◆ **STATED GOAL**:
Drop every picture, then transcribe the remaining data exactly.

++++ EXCERPTED DATA ++++

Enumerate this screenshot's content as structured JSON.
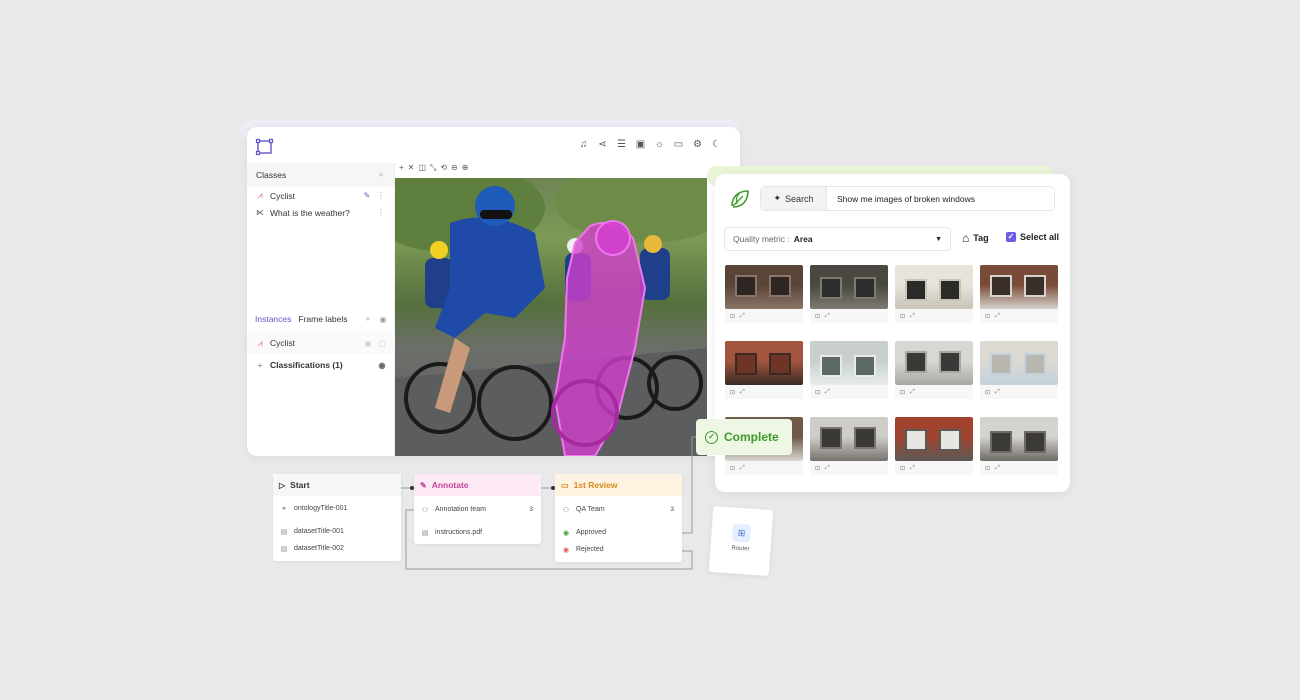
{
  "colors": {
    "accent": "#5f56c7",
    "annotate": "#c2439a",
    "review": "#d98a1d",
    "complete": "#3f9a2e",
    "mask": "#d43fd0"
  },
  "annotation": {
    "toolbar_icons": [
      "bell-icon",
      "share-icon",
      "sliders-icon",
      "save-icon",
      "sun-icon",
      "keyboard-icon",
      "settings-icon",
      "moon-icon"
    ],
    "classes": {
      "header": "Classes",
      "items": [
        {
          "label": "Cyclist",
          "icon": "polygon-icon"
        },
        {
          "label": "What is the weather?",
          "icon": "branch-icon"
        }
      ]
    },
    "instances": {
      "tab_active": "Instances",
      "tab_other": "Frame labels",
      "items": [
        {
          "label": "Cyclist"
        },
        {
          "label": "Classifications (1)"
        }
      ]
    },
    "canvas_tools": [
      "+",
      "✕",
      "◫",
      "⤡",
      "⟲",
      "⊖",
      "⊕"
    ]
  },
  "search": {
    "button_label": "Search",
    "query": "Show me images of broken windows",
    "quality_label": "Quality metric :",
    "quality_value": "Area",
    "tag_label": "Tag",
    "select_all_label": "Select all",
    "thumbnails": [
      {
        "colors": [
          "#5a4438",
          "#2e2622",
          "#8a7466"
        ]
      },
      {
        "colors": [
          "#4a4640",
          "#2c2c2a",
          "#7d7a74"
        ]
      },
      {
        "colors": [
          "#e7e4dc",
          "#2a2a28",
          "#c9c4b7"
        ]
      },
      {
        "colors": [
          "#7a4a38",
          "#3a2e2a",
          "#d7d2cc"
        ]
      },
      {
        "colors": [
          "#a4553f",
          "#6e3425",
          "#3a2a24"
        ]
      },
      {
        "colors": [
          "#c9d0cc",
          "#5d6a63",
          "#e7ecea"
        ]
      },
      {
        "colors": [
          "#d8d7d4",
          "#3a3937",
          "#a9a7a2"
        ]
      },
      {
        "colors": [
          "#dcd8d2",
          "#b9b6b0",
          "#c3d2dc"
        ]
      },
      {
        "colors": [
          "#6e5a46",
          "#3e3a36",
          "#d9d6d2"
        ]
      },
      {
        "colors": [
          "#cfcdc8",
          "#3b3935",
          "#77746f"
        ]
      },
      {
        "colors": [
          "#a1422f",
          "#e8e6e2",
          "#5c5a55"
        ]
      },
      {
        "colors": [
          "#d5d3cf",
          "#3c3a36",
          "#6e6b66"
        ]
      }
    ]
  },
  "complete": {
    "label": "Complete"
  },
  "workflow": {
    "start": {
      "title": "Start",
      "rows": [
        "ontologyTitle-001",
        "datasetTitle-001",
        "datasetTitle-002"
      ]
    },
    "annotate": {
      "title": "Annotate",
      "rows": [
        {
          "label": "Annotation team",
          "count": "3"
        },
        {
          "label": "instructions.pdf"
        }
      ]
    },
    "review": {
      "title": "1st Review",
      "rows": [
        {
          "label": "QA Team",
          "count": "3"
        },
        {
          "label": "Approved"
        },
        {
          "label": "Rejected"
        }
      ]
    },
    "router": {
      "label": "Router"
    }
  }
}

++++

◆ **IN RESPONSE**:
Enumerate this screenshot's content as structured JSON.
{
  "colors": {
    "accent": "#5f56c7",
    "annotate": "#c2439a",
    "review": "#d98a1d",
    "complete": "#3f9a2e",
    "mask": "#d43fd0"
  },
  "annotation": {
    "toolbar_icons": [
      "bell-icon",
      "share-icon",
      "sliders-icon",
      "save-icon",
      "sun-icon",
      "keyboard-icon",
      "settings-icon",
      "moon-icon"
    ],
    "classes": {
      "header": "Classes",
      "items": [
        {
          "label": "Cyclist",
          "icon": "polygon-icon"
        },
        {
          "label": "What is the weather?",
          "icon": "branch-icon"
        }
      ]
    },
    "instances": {
      "tab_active": "Instances",
      "tab_other": "Frame labels",
      "items": [
        {
          "label": "Cyclist"
        },
        {
          "label": "Classifications (1)"
        }
      ]
    },
    "canvas_tools": [
      "+",
      "✕",
      "◫",
      "⤡",
      "⟲",
      "⊖",
      "⊕"
    ]
  },
  "search": {
    "button_label": "Search",
    "query": "Show me images of broken windows",
    "quality_label": "Quality metric :",
    "quality_value": "Area",
    "tag_label": "Tag",
    "select_all_label": "Select all",
    "thumbnails": [
      {
        "colors": [
          "#5a4438",
          "#2e2622",
          "#8a7466"
        ]
      },
      {
        "colors": [
          "#4a4640",
          "#2c2c2a",
          "#7d7a74"
        ]
      },
      {
        "colors": [
          "#e7e4dc",
          "#2a2a28",
          "#c9c4b7"
        ]
      },
      {
        "colors": [
          "#7a4a38",
          "#3a2e2a",
          "#d7d2cc"
        ]
      },
      {
        "colors": [
          "#a4553f",
          "#6e3425",
          "#3a2a24"
        ]
      },
      {
        "colors": [
          "#c9d0cc",
          "#5d6a63",
          "#e7ecea"
        ]
      },
      {
        "colors": [
          "#d8d7d4",
          "#3a3937",
          "#a9a7a2"
        ]
      },
      {
        "colors": [
          "#dcd8d2",
          "#b9b6b0",
          "#c3d2dc"
        ]
      },
      {
        "colors": [
          "#6e5a46",
          "#3e3a36",
          "#d9d6d2"
        ]
      },
      {
        "colors": [
          "#cfcdc8",
          "#3b3935",
          "#77746f"
        ]
      },
      {
        "colors": [
          "#a1422f",
          "#e8e6e2",
          "#5c5a55"
        ]
      },
      {
        "colors": [
          "#d5d3cf",
          "#3c3a36",
          "#6e6b66"
        ]
      }
    ]
  },
  "complete": {
    "label": "Complete"
  },
  "workflow": {
    "start": {
      "title": "Start",
      "rows": [
        "ontologyTitle-001",
        "datasetTitle-001",
        "datasetTitle-002"
      ]
    },
    "annotate": {
      "title": "Annotate",
      "rows": [
        {
          "label": "Annotation team",
          "count": "3"
        },
        {
          "label": "instructions.pdf"
        }
      ]
    },
    "review": {
      "title": "1st Review",
      "rows": [
        {
          "label": "QA Team",
          "count": "3"
        },
        {
          "label": "Approved"
        },
        {
          "label": "Rejected"
        }
      ]
    },
    "router": {
      "label": "Router"
    }
  }
}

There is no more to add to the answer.